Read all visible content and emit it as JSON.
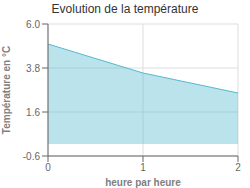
{
  "chart_data": {
    "type": "area",
    "title": "Evolution de la température",
    "xlabel": "heure par heure",
    "ylabel": "Température en °C",
    "x": [
      0,
      1,
      2
    ],
    "values": [
      5.0,
      3.55,
      2.55
    ],
    "color": "#55b8d0",
    "xlim": [
      0,
      2
    ],
    "xticks": [
      0,
      1,
      2
    ],
    "ylim": [
      -0.6,
      6.0
    ],
    "yticks": [
      -0.6,
      1.6,
      3.8,
      {
        "value": 6.0,
        "label": "6.0"
      }
    ],
    "grid": true
  }
}
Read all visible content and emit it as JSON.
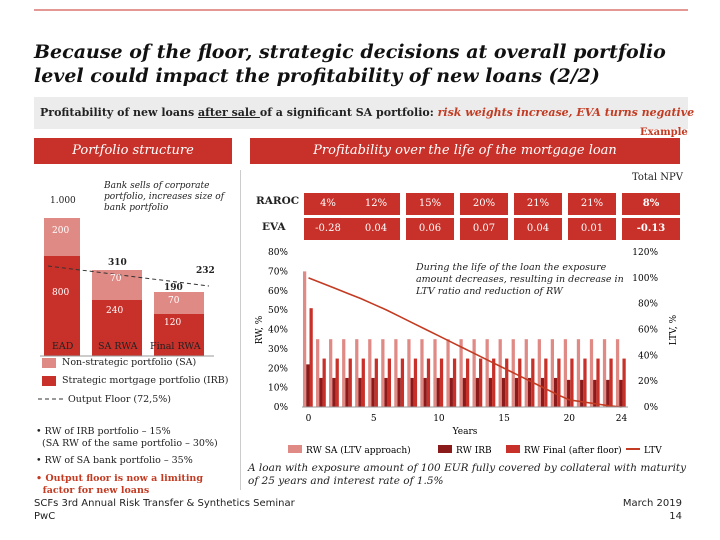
{
  "title_line1": "Because of the floor, strategic decisions at overall portfolio",
  "title_line2": "level could impact the profitability of new loans (2/2)",
  "subtitle": {
    "part1": "Profitability of new loans ",
    "underlined": "after sale ",
    "part2": "of a significant SA portfolio: ",
    "red": "risk weights increase, EVA turns negative"
  },
  "example_label": "Example",
  "left_panel": {
    "header": "Portfolio structure",
    "annotation": "Bank sells of corporate portfolio, increases size of bank portfolio",
    "val_1000": "1.000",
    "val_200": "200",
    "val_800": "800",
    "val_310": "310",
    "val_70a": "70",
    "val_240": "240",
    "val_232": "232",
    "val_190": "190",
    "val_70b": "70",
    "val_120": "120",
    "axis_ead": "EAD",
    "axis_sa": "SA RWA",
    "axis_final": "Final RWA",
    "legend_nonstrategic": "Non-strategic portfolio (SA)",
    "legend_strategic": "Strategic mortgage portfolio (IRB)",
    "legend_floor": "Output Floor (72,5%)",
    "bullet1_l1": "RW of IRB portfolio – 15%",
    "bullet1_l2": "(SA RW of the same portfolio – 30%)",
    "bullet2": "RW of SA bank portfolio – 35%",
    "bullet3_l1": "Output floor is now a limiting",
    "bullet3_l2": "factor for new loans",
    "colors": {
      "nonstrategic": "#e08a86",
      "strategic": "#c8312a"
    }
  },
  "right_panel": {
    "header": "Profitability over the life of the mortgage loan",
    "total_npv": "Total NPV",
    "raroc_label": "RAROC",
    "eva_label": "EVA",
    "raroc": [
      "4%",
      "12%",
      "15%",
      "20%",
      "21%",
      "21%",
      "8%"
    ],
    "eva": [
      "-0.28",
      "0.04",
      "0.06",
      "0.07",
      "0.04",
      "0.01",
      "-0.13"
    ]
  },
  "chart_data": {
    "type": "bar",
    "xlabel": "Years",
    "ylabel": "RW, %",
    "y2label": "LTV, %",
    "ylim": [
      0,
      80
    ],
    "y2lim": [
      0,
      120
    ],
    "yticks": [
      "0%",
      "10%",
      "20%",
      "30%",
      "40%",
      "50%",
      "60%",
      "70%",
      "80%"
    ],
    "y2ticks": [
      "0%",
      "20%",
      "40%",
      "60%",
      "80%",
      "100%",
      "120%"
    ],
    "xticks": [
      "0",
      "5",
      "10",
      "15",
      "20",
      "24"
    ],
    "years": [
      0,
      1,
      2,
      3,
      4,
      5,
      6,
      7,
      8,
      9,
      10,
      11,
      12,
      13,
      14,
      15,
      16,
      17,
      18,
      19,
      20,
      21,
      22,
      23,
      24
    ],
    "series": [
      {
        "name": "RW SA (LTV approach)",
        "color": "#e08a86",
        "values": [
          70,
          35,
          35,
          35,
          35,
          35,
          35,
          35,
          35,
          35,
          35,
          35,
          35,
          35,
          35,
          35,
          35,
          35,
          35,
          35,
          35,
          35,
          35,
          35,
          35
        ]
      },
      {
        "name": "RW IRB",
        "color": "#8b1a1a",
        "values": [
          22,
          15,
          15,
          15,
          15,
          15,
          15,
          15,
          15,
          15,
          15,
          15,
          15,
          15,
          15,
          15,
          15,
          15,
          15,
          15,
          14,
          14,
          14,
          14,
          14
        ]
      },
      {
        "name": "RW Final (after floor)",
        "color": "#c8312a",
        "values": [
          51,
          25,
          25,
          25,
          25,
          25,
          25,
          25,
          25,
          25,
          25,
          25,
          25,
          25,
          25,
          25,
          25,
          25,
          25,
          25,
          25,
          25,
          25,
          25,
          25
        ]
      }
    ],
    "ltv": {
      "name": "LTV",
      "color": "#c23b22",
      "values": [
        100,
        96,
        92,
        88,
        84,
        79.5,
        75,
        70,
        65,
        60,
        55,
        50,
        45,
        40,
        35,
        30,
        25,
        20,
        15,
        10,
        5.5,
        4,
        2.5,
        1,
        0
      ]
    },
    "annotation": "During the life of the loan the exposure amount decreases, resulting in decrease in LTV ratio and reduction of RW"
  },
  "caption": "A loan with exposure amount of 100 EUR fully covered by collateral with maturity of 25 years and interest rate of 1.5%",
  "footer_left1": "SCFs 3rd Annual Risk Transfer & Synthetics Seminar",
  "footer_left2": "PwC",
  "footer_right1": "March 2019",
  "footer_right2": "14"
}
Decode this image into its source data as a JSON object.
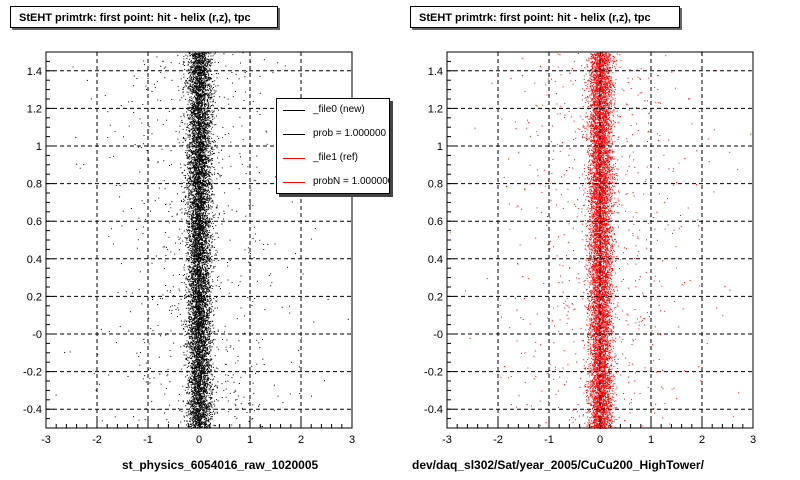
{
  "colors": {
    "new": "#000000",
    "ref": "#ff0000",
    "grid": "#000000"
  },
  "chart_data": [
    {
      "type": "scatter",
      "title": "StEHT primtrk: first point: hit - helix (r,z), tpc",
      "xlabel": "st_physics_6054016_raw_1020005",
      "ylabel": "",
      "xlim": [
        -3,
        3
      ],
      "ylim": [
        -0.5,
        1.5
      ],
      "x_ticks": [
        "-3",
        "-2",
        "-1",
        "0",
        "1",
        "2",
        "3"
      ],
      "y_ticks": [
        "-0.4",
        "-0.2",
        "-0",
        "0.2",
        "0.4",
        "0.6",
        "0.8",
        "1",
        "1.2",
        "1.4"
      ],
      "grid": true,
      "marker_color": "#000000",
      "distribution": {
        "x_center": 0.0,
        "core_sigma": 0.12,
        "tail_sigma": 1.0,
        "y_uniform": [
          -0.5,
          1.5
        ]
      },
      "legend": {
        "placement": "top-right",
        "entries": [
          {
            "label": "_file0 (new)",
            "color": "#000000"
          },
          {
            "label": "prob = 1.000000",
            "color": "#000000"
          },
          {
            "label": "_file1 (ref)",
            "color": "#ff0000"
          },
          {
            "label": "probN = 1.000000",
            "color": "#ff0000"
          }
        ]
      }
    },
    {
      "type": "scatter",
      "title": "StEHT primtrk: first point: hit - helix (r,z), tpc",
      "xlabel": "dev/daq_sl302/Sat/year_2005/CuCu200_HighTower/",
      "ylabel": "",
      "xlim": [
        -3,
        3
      ],
      "ylim": [
        -0.5,
        1.5
      ],
      "x_ticks": [
        "-3",
        "-2",
        "-1",
        "0",
        "1",
        "2",
        "3"
      ],
      "y_ticks": [
        "-0.4",
        "-0.2",
        "-0",
        "0.2",
        "0.4",
        "0.6",
        "0.8",
        "1",
        "1.2",
        "1.4"
      ],
      "grid": true,
      "marker_color": "#ff0000",
      "distribution": {
        "x_center": 0.0,
        "core_sigma": 0.12,
        "tail_sigma": 1.0,
        "y_uniform": [
          -0.5,
          1.5
        ]
      }
    }
  ]
}
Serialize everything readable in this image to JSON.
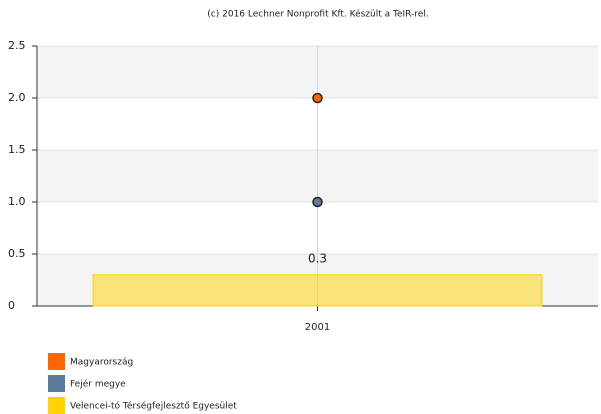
{
  "chart_data": {
    "type": "combo",
    "title": "(c) 2016 Lechner Nonprofit Kft. Készült a TeIR-rel.",
    "categories": [
      "2001"
    ],
    "series": [
      {
        "name": "Magyarország",
        "color": "#ff6600",
        "type": "scatter",
        "values": [
          2.0
        ]
      },
      {
        "name": "Fejér megye",
        "color": "#5b7b9c",
        "type": "scatter",
        "values": [
          1.0
        ]
      },
      {
        "name": "Velencei-tó Térségfejlesztő Egyesület",
        "color": "#ffd200",
        "type": "bar",
        "values": [
          0.3
        ]
      }
    ],
    "ylim": [
      0,
      2.5
    ],
    "yticks": [
      0,
      0.5,
      {
        "value": 1,
        "label": "1.0"
      },
      1.5,
      {
        "value": 2,
        "label": "2.0"
      },
      2.5
    ],
    "grid": true
  }
}
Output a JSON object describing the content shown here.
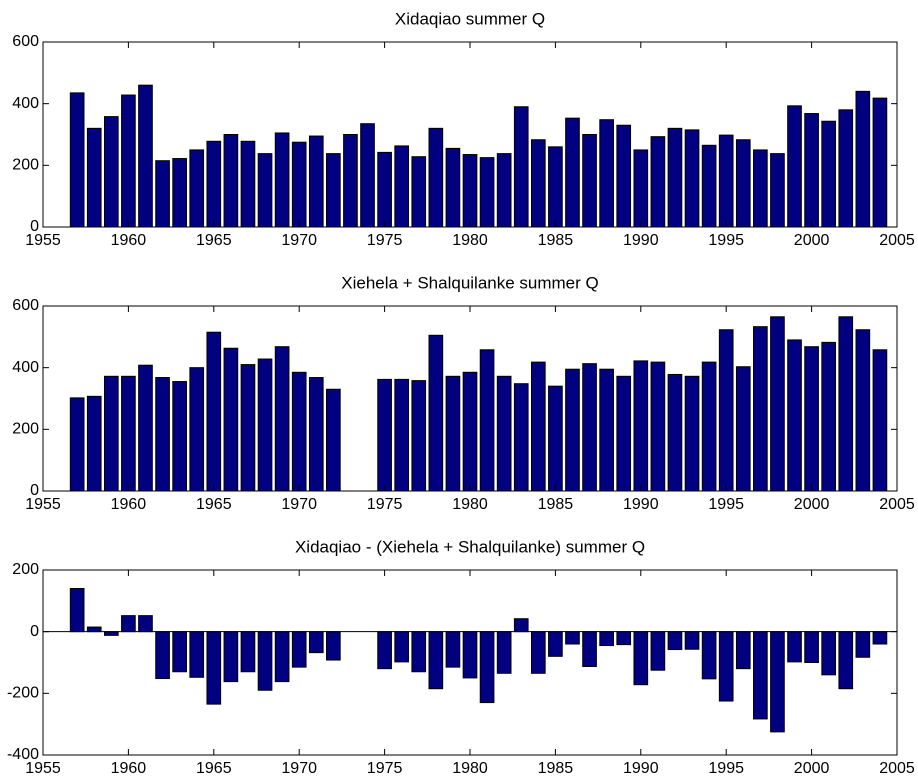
{
  "chart_data": [
    {
      "type": "bar",
      "title": "Xidaqiao summer Q",
      "x": [
        1957,
        1958,
        1959,
        1960,
        1961,
        1962,
        1963,
        1964,
        1965,
        1966,
        1967,
        1968,
        1969,
        1970,
        1971,
        1972,
        1973,
        1974,
        1975,
        1976,
        1977,
        1978,
        1979,
        1980,
        1981,
        1982,
        1983,
        1984,
        1985,
        1986,
        1987,
        1988,
        1989,
        1990,
        1991,
        1992,
        1993,
        1994,
        1995,
        1996,
        1997,
        1998,
        1999,
        2000,
        2001,
        2002,
        2003,
        2004
      ],
      "values": [
        435,
        320,
        358,
        428,
        460,
        215,
        222,
        250,
        278,
        300,
        278,
        238,
        305,
        275,
        295,
        238,
        300,
        335,
        242,
        263,
        228,
        320,
        255,
        235,
        225,
        238,
        390,
        283,
        260,
        353,
        300,
        348,
        330,
        250,
        293,
        320,
        315,
        265,
        298,
        283,
        250,
        238,
        393,
        368,
        343,
        380,
        440,
        418
      ],
      "color": "#000080",
      "xlim": [
        1955,
        2005
      ],
      "xticks": [
        1955,
        1960,
        1965,
        1970,
        1975,
        1980,
        1985,
        1990,
        1995,
        2000,
        2005
      ],
      "ylim": [
        0,
        600
      ],
      "yticks": [
        0,
        200,
        400,
        600
      ]
    },
    {
      "type": "bar",
      "title": "Xiehela + Shalquilanke summer Q",
      "x": [
        1957,
        1958,
        1959,
        1960,
        1961,
        1962,
        1963,
        1964,
        1965,
        1966,
        1967,
        1968,
        1969,
        1970,
        1971,
        1972,
        1973,
        1974,
        1975,
        1976,
        1977,
        1978,
        1979,
        1980,
        1981,
        1982,
        1983,
        1984,
        1985,
        1986,
        1987,
        1988,
        1989,
        1990,
        1991,
        1992,
        1993,
        1994,
        1995,
        1996,
        1997,
        1998,
        1999,
        2000,
        2001,
        2002,
        2003,
        2004
      ],
      "values": [
        302,
        307,
        372,
        372,
        408,
        368,
        355,
        400,
        515,
        463,
        410,
        428,
        468,
        385,
        368,
        330,
        null,
        null,
        362,
        362,
        358,
        505,
        372,
        385,
        458,
        372,
        348,
        418,
        340,
        395,
        413,
        395,
        372,
        422,
        418,
        378,
        372,
        418,
        523,
        403,
        533,
        565,
        490,
        468,
        482,
        565,
        523,
        458
      ],
      "color": "#000080",
      "xlim": [
        1955,
        2005
      ],
      "xticks": [
        1955,
        1960,
        1965,
        1970,
        1975,
        1980,
        1985,
        1990,
        1995,
        2000,
        2005
      ],
      "ylim": [
        0,
        600
      ],
      "yticks": [
        0,
        200,
        400,
        600
      ]
    },
    {
      "type": "bar",
      "title": "Xidaqiao - (Xiehela + Shalquilanke) summer Q",
      "x": [
        1957,
        1958,
        1959,
        1960,
        1961,
        1962,
        1963,
        1964,
        1965,
        1966,
        1967,
        1968,
        1969,
        1970,
        1971,
        1972,
        1973,
        1974,
        1975,
        1976,
        1977,
        1978,
        1979,
        1980,
        1981,
        1982,
        1983,
        1984,
        1985,
        1986,
        1987,
        1988,
        1989,
        1990,
        1991,
        1992,
        1993,
        1994,
        1995,
        1996,
        1997,
        1998,
        1999,
        2000,
        2001,
        2002,
        2003,
        2004
      ],
      "values": [
        140,
        15,
        -12,
        52,
        52,
        -152,
        -130,
        -148,
        -235,
        -162,
        -130,
        -190,
        -162,
        -115,
        -68,
        -92,
        null,
        null,
        -120,
        -98,
        -130,
        -185,
        -115,
        -150,
        -230,
        -135,
        42,
        -135,
        -80,
        -40,
        -113,
        -45,
        -42,
        -172,
        -125,
        -58,
        -57,
        -153,
        -225,
        -120,
        -283,
        -325,
        -98,
        -100,
        -140,
        -185,
        -83,
        -40
      ],
      "color": "#000080",
      "xlim": [
        1955,
        2005
      ],
      "xticks": [
        1955,
        1960,
        1965,
        1970,
        1975,
        1980,
        1985,
        1990,
        1995,
        2000,
        2005
      ],
      "ylim": [
        -400,
        200
      ],
      "yticks": [
        -400,
        -200,
        0,
        200
      ]
    }
  ]
}
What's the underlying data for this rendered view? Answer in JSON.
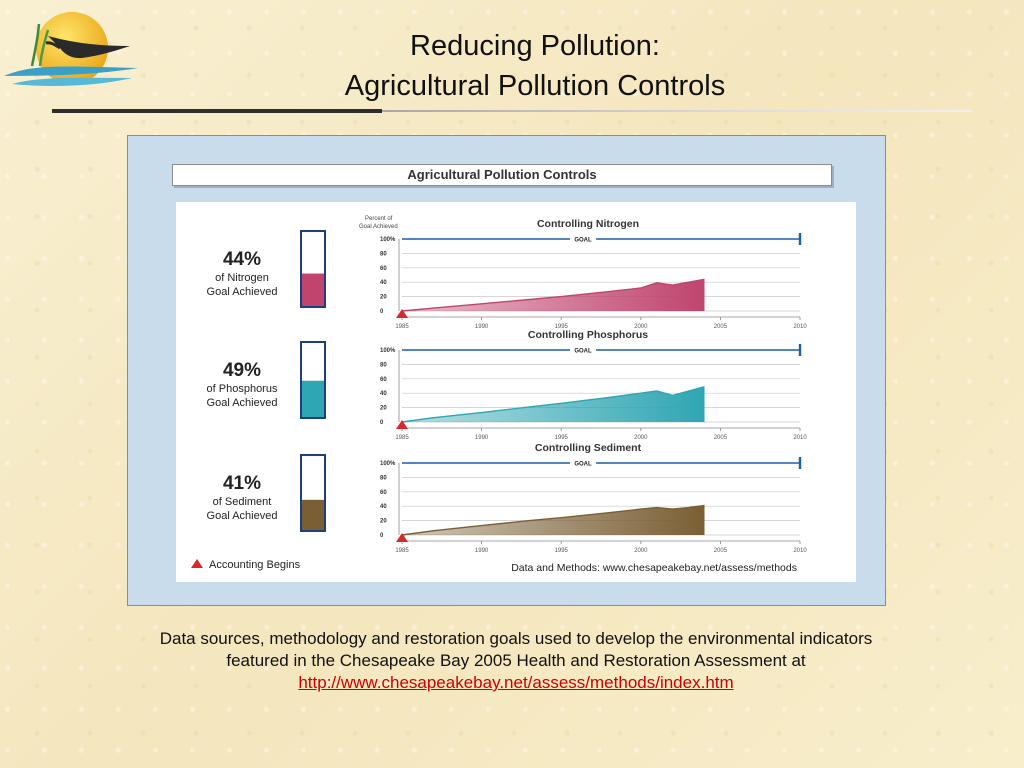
{
  "slide": {
    "title_line1": "Reducing Pollution:",
    "title_line2": "Agricultural Pollution Controls",
    "caption_line1": "Data sources, methodology and restoration goals used to develop the environmental indicators",
    "caption_line2": "featured in the Chesapeake Bay 2005 Health and Restoration Assessment at",
    "caption_link": "http://www.chesapeakebay.net/assess/methods/index.htm"
  },
  "colors": {
    "nitrogen": "#c0446e",
    "phosphorus": "#2fa6b3",
    "sediment": "#7a5f34",
    "goal_line": "#1a5fa8",
    "marker": "#d42a2a"
  },
  "chart_data": {
    "type": "area",
    "title": "Agricultural Pollution Controls",
    "ylabel": "Percent of Goal Achieved",
    "goal_label": "GOAL",
    "legend_marker_label": "Accounting Begins",
    "source_note": "Data and Methods: www.chesapeakebay.net/assess/methods",
    "xlim": [
      1985,
      2010
    ],
    "ylim": [
      0,
      100
    ],
    "x_ticks": [
      "1985",
      "1990",
      "1995",
      "2000",
      "2005",
      "2010"
    ],
    "y_ticks": [
      "100%",
      "80",
      "60",
      "40",
      "20",
      "0"
    ],
    "goal_value": 100,
    "goal_end_year": 2010,
    "accounting_begins_year": 1985,
    "series": [
      {
        "key": "nitrogen",
        "name": "Controlling Nitrogen",
        "percent_label": "44%",
        "gauge_line1": "of Nitrogen",
        "gauge_line2": "Goal Achieved",
        "gauge_value": 44,
        "x": [
          1985,
          1987,
          1990,
          1993,
          1995,
          1998,
          2000,
          2001,
          2002,
          2003,
          2004
        ],
        "y": [
          0,
          4,
          10,
          16,
          20,
          27,
          32,
          39,
          36,
          40,
          44
        ]
      },
      {
        "key": "phosphorus",
        "name": "Controlling Phosphorus",
        "percent_label": "49%",
        "gauge_line1": "of Phosphorus",
        "gauge_line2": "Goal Achieved",
        "gauge_value": 49,
        "x": [
          1985,
          1987,
          1990,
          1993,
          1995,
          1998,
          2000,
          2001,
          2002,
          2003,
          2004
        ],
        "y": [
          0,
          6,
          13,
          21,
          26,
          34,
          40,
          43,
          37,
          43,
          49
        ]
      },
      {
        "key": "sediment",
        "name": "Controlling Sediment",
        "percent_label": "41%",
        "gauge_line1": "of Sediment",
        "gauge_line2": "Goal Achieved",
        "gauge_value": 41,
        "x": [
          1985,
          1987,
          1990,
          1993,
          1995,
          1998,
          2000,
          2001,
          2002,
          2003,
          2004
        ],
        "y": [
          0,
          6,
          13,
          20,
          24,
          31,
          36,
          38,
          36,
          38,
          41
        ]
      }
    ]
  }
}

**DO THIS:**
Show every line above in which the word "summer" occurs.

**OUTPUT BELOW:**
      "title": "Xidaqiao summer Q",
      "title": "Xiehela + Shalquilanke summer Q",
      "title": "Xidaqiao - (Xiehela + Shalquilanke) summer Q",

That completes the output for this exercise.